CONSEGNE:
1. Rispondi alle domande sul testo sulla campagna elettorale:
(a) In quale giorno di settembre sono state fissate le elezioni?
(b) Di quale partito è Giorgia Meloni?
(c) Tra quali formazioni si formerebbe il blocco centrista?
2. Trascrivi, per favore, la parte del testo sulla campagna elettorale che si apre con le parole contenenti "È già praticamente" e si chiude con "Azione e +Europa.".
━━ DOCUMENTO DI ORIGINE ━━
È già praticamente iniziata ieri la campagna elettorale più calda degli ultimi anni, e non soltanto per il calore record che il nostro Paese sta registrando. In uno dei più intricati puzzle a incastro, quello della politica italiana, da destra a sinistra l’aria è pesante, irrespirabile. Nonostante ciò, adesso puntano tutti alle elezioni di settembre (anticipate al 25 e non più disposte per il 2 ottobre, come si pensava nei giorni precedenti), chi come se fosse alla testa di un treno, vedi Giorgia Meloni di FdI, prima nei sondaggi e in prevista forte ascesa, e chi invece è costretto a ricucire tutti gli strappi del partito (sia quelli presenti che quelli passati) in cerca di una maggioranza che possa misurarsi con il trittico del cdx italiano, come Enrico Letta. L’incognita 5Stelle rimane, e si allunga l’ombra di un blocco centrista che al PD farebbe molto piacere, tra Azione e +Europa.
━━━
━━ RIGHE DEL DATASET ━━
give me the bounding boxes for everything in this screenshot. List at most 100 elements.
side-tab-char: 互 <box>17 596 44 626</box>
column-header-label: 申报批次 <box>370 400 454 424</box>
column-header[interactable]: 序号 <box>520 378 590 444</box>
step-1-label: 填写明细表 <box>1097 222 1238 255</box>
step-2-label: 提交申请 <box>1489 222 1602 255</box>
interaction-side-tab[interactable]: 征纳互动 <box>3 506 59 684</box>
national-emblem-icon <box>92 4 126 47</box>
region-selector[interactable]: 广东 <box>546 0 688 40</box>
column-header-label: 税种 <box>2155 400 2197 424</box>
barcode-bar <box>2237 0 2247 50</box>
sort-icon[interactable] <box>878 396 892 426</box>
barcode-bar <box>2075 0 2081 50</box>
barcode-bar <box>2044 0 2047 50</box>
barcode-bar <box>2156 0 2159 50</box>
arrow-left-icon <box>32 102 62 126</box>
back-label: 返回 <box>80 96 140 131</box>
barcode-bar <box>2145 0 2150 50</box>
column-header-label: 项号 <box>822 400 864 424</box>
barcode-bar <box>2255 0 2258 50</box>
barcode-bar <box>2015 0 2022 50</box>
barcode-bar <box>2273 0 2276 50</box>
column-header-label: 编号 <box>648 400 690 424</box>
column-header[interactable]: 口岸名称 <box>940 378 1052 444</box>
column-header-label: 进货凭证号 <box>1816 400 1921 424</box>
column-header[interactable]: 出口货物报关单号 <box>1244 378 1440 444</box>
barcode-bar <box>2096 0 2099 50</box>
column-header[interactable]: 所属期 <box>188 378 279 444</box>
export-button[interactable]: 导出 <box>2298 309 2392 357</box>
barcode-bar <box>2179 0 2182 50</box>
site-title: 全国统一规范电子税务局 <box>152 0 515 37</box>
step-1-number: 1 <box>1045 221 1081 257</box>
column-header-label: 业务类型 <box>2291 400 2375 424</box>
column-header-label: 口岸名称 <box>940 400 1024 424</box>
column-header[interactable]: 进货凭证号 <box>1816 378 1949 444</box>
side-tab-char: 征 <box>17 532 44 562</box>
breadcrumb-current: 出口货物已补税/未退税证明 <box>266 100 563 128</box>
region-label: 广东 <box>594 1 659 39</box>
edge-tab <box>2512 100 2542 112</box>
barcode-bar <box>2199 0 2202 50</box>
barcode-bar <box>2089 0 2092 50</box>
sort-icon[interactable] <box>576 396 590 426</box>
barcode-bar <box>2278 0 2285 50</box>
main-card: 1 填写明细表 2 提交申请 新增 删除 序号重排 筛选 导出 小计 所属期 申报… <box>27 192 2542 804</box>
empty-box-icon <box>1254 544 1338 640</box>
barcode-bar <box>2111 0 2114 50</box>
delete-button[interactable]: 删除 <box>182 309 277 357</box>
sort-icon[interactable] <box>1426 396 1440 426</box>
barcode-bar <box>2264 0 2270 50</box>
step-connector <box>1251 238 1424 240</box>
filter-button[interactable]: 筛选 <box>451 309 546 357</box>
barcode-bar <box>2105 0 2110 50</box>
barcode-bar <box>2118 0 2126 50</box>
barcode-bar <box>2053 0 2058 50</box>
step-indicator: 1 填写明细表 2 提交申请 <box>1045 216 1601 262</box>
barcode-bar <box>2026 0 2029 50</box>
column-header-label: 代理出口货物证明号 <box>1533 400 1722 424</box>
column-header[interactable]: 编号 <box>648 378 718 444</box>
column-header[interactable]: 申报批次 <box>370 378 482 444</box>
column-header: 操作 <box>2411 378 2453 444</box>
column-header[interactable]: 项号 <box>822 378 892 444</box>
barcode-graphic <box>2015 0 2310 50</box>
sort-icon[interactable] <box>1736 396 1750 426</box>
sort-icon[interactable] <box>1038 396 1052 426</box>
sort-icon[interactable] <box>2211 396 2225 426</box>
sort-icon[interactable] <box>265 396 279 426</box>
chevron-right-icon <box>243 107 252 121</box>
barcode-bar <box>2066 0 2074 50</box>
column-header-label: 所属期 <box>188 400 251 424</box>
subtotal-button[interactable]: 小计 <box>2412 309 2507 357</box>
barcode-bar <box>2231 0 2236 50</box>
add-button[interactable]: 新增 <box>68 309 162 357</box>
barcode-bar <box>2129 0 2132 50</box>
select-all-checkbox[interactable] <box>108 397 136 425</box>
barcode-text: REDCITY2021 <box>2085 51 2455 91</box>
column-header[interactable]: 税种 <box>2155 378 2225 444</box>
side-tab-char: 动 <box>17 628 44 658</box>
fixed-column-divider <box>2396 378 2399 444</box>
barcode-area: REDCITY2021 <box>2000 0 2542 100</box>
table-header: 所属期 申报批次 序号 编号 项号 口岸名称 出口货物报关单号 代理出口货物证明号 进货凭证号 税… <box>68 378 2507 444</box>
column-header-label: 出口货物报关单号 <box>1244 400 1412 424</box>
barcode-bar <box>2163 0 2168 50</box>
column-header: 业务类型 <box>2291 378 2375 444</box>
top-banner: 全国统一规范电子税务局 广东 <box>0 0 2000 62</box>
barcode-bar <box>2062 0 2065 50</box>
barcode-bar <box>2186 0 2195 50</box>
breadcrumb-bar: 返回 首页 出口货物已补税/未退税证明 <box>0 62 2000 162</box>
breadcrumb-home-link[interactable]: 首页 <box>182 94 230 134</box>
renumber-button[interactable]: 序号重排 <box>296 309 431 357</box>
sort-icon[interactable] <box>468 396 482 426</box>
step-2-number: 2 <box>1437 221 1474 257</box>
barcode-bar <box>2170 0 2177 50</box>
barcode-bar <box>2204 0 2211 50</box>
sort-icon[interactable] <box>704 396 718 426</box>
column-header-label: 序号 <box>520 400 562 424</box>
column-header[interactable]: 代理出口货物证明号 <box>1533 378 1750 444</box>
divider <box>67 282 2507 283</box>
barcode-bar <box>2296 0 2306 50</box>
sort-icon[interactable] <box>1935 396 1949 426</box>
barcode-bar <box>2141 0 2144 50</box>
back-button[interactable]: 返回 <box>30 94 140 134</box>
━━━
SOLUZIONI:
1.
(a) Il 25 settembre.
(b) FdI.
(c) Tra Azione e +Europa.

2.
È già praticamente iniziata ieri la campagna elettorale più calda degli ultimi anni, e non soltanto per il calore record che il nostro Paese sta registrando. In uno dei più intricati puzzle a incastro, quello della politica italiana, da destra a sinistra l’aria è pesante, irrespirabile. Nonostante ciò, adesso puntano tutti alle elezioni di settembre (anticipate al 25 e non più disposte per il 2 ottobre, come si pensava nei giorni precedenti), chi come se fosse alla testa di un treno, vedi Giorgia Meloni di FdI, prima nei sondaggi e in prevista forte ascesa, e chi invece è costretto a ricucire tutti gli strappi del partito (sia quelli presenti che quelli passati) in cerca di una maggioranza che possa misurarsi con il trittico del cdx italiano, come Enrico Letta. L’incognita 5Stelle rimane, e si allunga l’ombra di un blocco centrista che al PD farebbe molto piacere, tra Azione e +Europa.